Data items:
Start

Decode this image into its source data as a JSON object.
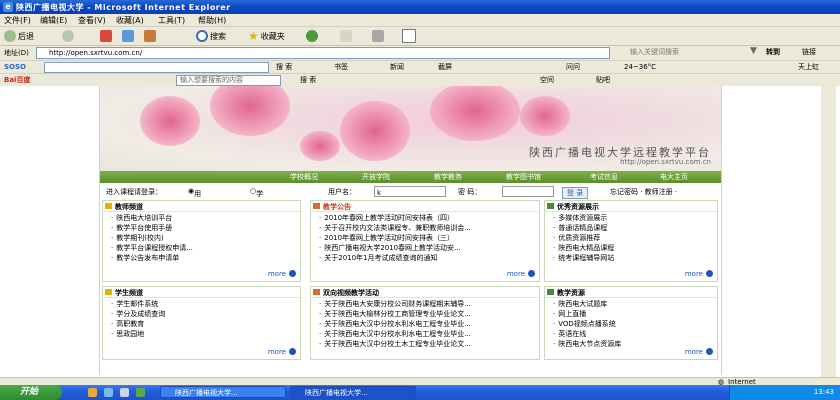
{
  "window": {
    "title": "陕西广播电视大学 - Microsoft Internet Explorer"
  },
  "menu": [
    "文件(F)",
    "编辑(E)",
    "查看(V)",
    "收藏(A)",
    "工具(T)",
    "帮助(H)"
  ],
  "toolbar": {
    "back": "后退",
    "search": "搜索",
    "favorites": "收藏夹"
  },
  "address": {
    "label": "地址(D)",
    "url": "http://open.sxrtvu.com.cn/",
    "search_placeholder": "输入关键词搜索",
    "go": "转到",
    "links": "链接"
  },
  "soso": {
    "logo": "SOSO",
    "search_btn": "搜 索",
    "items": [
      "书签",
      "新闻",
      "截屏",
      "问问",
      "24~36°C",
      "天上虹"
    ]
  },
  "baidu": {
    "logo": "Bai百度",
    "placeholder": "输入想要搜索的内容",
    "search_btn": "搜 索",
    "items": [
      "空间",
      "贴吧"
    ]
  },
  "site": {
    "title": "陕西广播电视大学远程教学平台",
    "url": "http://open.sxrtvu.com.cn",
    "nav": [
      "学校概况",
      "开放学院",
      "教学教务",
      "教学图书馆",
      "考试信息",
      "电大主页"
    ]
  },
  "login": {
    "prompt": "进入课程请登录：",
    "options": [
      "用户名登录",
      "学号登录"
    ],
    "user_label": "用户名：",
    "user_value": "k",
    "pass_label": "密  码：",
    "submit": "登 录",
    "links": "忘记密码 · 教师注册 ·"
  },
  "panels": {
    "teacher": {
      "title": "教师频道",
      "items": [
        "陕西电大培训平台",
        "教学平台使用手册",
        "教学期刊(校内)",
        "教学平台课程授权申请...",
        "教学公告发布申请单"
      ],
      "more": "more"
    },
    "notice": {
      "title": "教学公告",
      "items": [
        "2010年春网上教学活动时间安排表（四）",
        "关于召开校内文法类课程专、兼职教师培训会...",
        "2010年春网上教学活动时间安排表（三）",
        "陕西广播电视大学2010春网上教学活动安...",
        "关于2010年1月考试成绩查询的通知"
      ],
      "more": "more"
    },
    "resources": {
      "title": "优秀资源展示",
      "items": [
        "多媒体资源展示",
        "普通话精品课程",
        "优质资源推荐",
        "陕西电大精品课程",
        "统考课程辅导网站"
      ],
      "more": "more"
    },
    "student": {
      "title": "学生频道",
      "items": [
        "学生邮件系统",
        "学分及成绩查询",
        "高职教育",
        "思政园地"
      ],
      "more": "more"
    },
    "video": {
      "title": "双向视频教学活动",
      "items": [
        "关于陕西电大安康分校公司财务课程期末辅导...",
        "关于陕西电大榆林分校工商管理专业毕业论文...",
        "关于陕西电大汉中分校水利水电工程专业毕业...",
        "关于陕西电大汉中分校水利水电工程专业毕业...",
        "关于陕西电大汉中分校土木工程专业毕业论文..."
      ],
      "more": "more"
    },
    "edu": {
      "title": "教学资源",
      "items": [
        "陕西电大试题库",
        "网上直播",
        "VOD视频点播系统",
        "英语在线",
        "陕西电大节点资源库"
      ],
      "more": "more"
    }
  },
  "status": {
    "zone": "Internet"
  },
  "taskbar": {
    "start": "开始",
    "tasks": [
      "陕西广播电视大学...",
      "陕西广播电视大学..."
    ],
    "clock": "13:43"
  }
}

End

[EXERCISE]
Copy the whole listing above word for word but do not carry over the pictures.

[SOLUTION TO THIS PROBLEM]
Decode this image into its source data as a JSON object.
{
  "window": {
    "title": "陕西广播电视大学 - Microsoft Internet Explorer"
  },
  "menu": [
    "文件(F)",
    "编辑(E)",
    "查看(V)",
    "收藏(A)",
    "工具(T)",
    "帮助(H)"
  ],
  "toolbar": {
    "back": "后退",
    "search": "搜索",
    "favorites": "收藏夹"
  },
  "address": {
    "label": "地址(D)",
    "url": "http://open.sxrtvu.com.cn/",
    "search_placeholder": "输入关键词搜索",
    "go": "转到",
    "links": "链接"
  },
  "soso": {
    "logo": "SOSO",
    "search_btn": "搜 索",
    "items": [
      "书签",
      "新闻",
      "截屏",
      "问问",
      "24~36°C",
      "天上虹"
    ]
  },
  "baidu": {
    "logo": "Bai百度",
    "placeholder": "输入想要搜索的内容",
    "search_btn": "搜 索",
    "items": [
      "空间",
      "贴吧"
    ]
  },
  "site": {
    "title": "陕西广播电视大学远程教学平台",
    "url": "http://open.sxrtvu.com.cn",
    "nav": [
      "学校概况",
      "开放学院",
      "教学教务",
      "教学图书馆",
      "考试信息",
      "电大主页"
    ]
  },
  "login": {
    "prompt": "进入课程请登录：",
    "options": [
      "用户名登录",
      "学号登录"
    ],
    "user_label": "用户名：",
    "user_value": "k",
    "pass_label": "密  码：",
    "submit": "登 录",
    "links": "忘记密码 · 教师注册 ·"
  },
  "panels": {
    "teacher": {
      "title": "教师频道",
      "items": [
        "陕西电大培训平台",
        "教学平台使用手册",
        "教学期刊(校内)",
        "教学平台课程授权申请...",
        "教学公告发布申请单"
      ],
      "more": "more"
    },
    "notice": {
      "title": "教学公告",
      "items": [
        "2010年春网上教学活动时间安排表（四）",
        "关于召开校内文法类课程专、兼职教师培训会...",
        "2010年春网上教学活动时间安排表（三）",
        "陕西广播电视大学2010春网上教学活动安...",
        "关于2010年1月考试成绩查询的通知"
      ],
      "more": "more"
    },
    "resources": {
      "title": "优秀资源展示",
      "items": [
        "多媒体资源展示",
        "普通话精品课程",
        "优质资源推荐",
        "陕西电大精品课程",
        "统考课程辅导网站"
      ],
      "more": "more"
    },
    "student": {
      "title": "学生频道",
      "items": [
        "学生邮件系统",
        "学分及成绩查询",
        "高职教育",
        "思政园地"
      ],
      "more": "more"
    },
    "video": {
      "title": "双向视频教学活动",
      "items": [
        "关于陕西电大安康分校公司财务课程期末辅导...",
        "关于陕西电大榆林分校工商管理专业毕业论文...",
        "关于陕西电大汉中分校水利水电工程专业毕业...",
        "关于陕西电大汉中分校水利水电工程专业毕业...",
        "关于陕西电大汉中分校土木工程专业毕业论文..."
      ],
      "more": "more"
    },
    "edu": {
      "title": "教学资源",
      "items": [
        "陕西电大试题库",
        "网上直播",
        "VOD视频点播系统",
        "英语在线",
        "陕西电大节点资源库"
      ],
      "more": "more"
    }
  },
  "status": {
    "zone": "Internet"
  },
  "taskbar": {
    "start": "开始",
    "tasks": [
      "陕西广播电视大学...",
      "陕西广播电视大学..."
    ],
    "clock": "13:43"
  }
}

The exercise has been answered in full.